╭─ Supplied material

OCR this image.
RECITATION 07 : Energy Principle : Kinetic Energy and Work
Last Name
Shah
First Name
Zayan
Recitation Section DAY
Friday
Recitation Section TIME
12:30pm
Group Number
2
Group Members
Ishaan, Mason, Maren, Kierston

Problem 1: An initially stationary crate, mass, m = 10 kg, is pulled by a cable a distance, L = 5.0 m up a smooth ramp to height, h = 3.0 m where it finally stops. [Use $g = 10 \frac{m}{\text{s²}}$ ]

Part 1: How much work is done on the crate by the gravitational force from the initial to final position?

╰─

Given request
Type out the whole listing above again, exactly as it stands.

Exercise response
OCR this image.
RECITATION 07 : Energy Principle : Kinetic Energy and Work
Last Name
Shah
First Name
Zayan
Recitation Section DAY
Friday
Recitation Section TIME
12:30pm
Group Number
2
Group Members
Ishaan, Mason, Maren, Kierston

Problem 1: An initially stationary crate, mass, m = 10 kg, is pulled by a cable a distance, L = 5.0 m up a smooth ramp to height, h = 3.0 m where it finally stops. [Use $g = 10 \frac{m}{\text{s²}}$ ]

Part 1: How much work is done on the crate by the gravitational force from the initial to final position?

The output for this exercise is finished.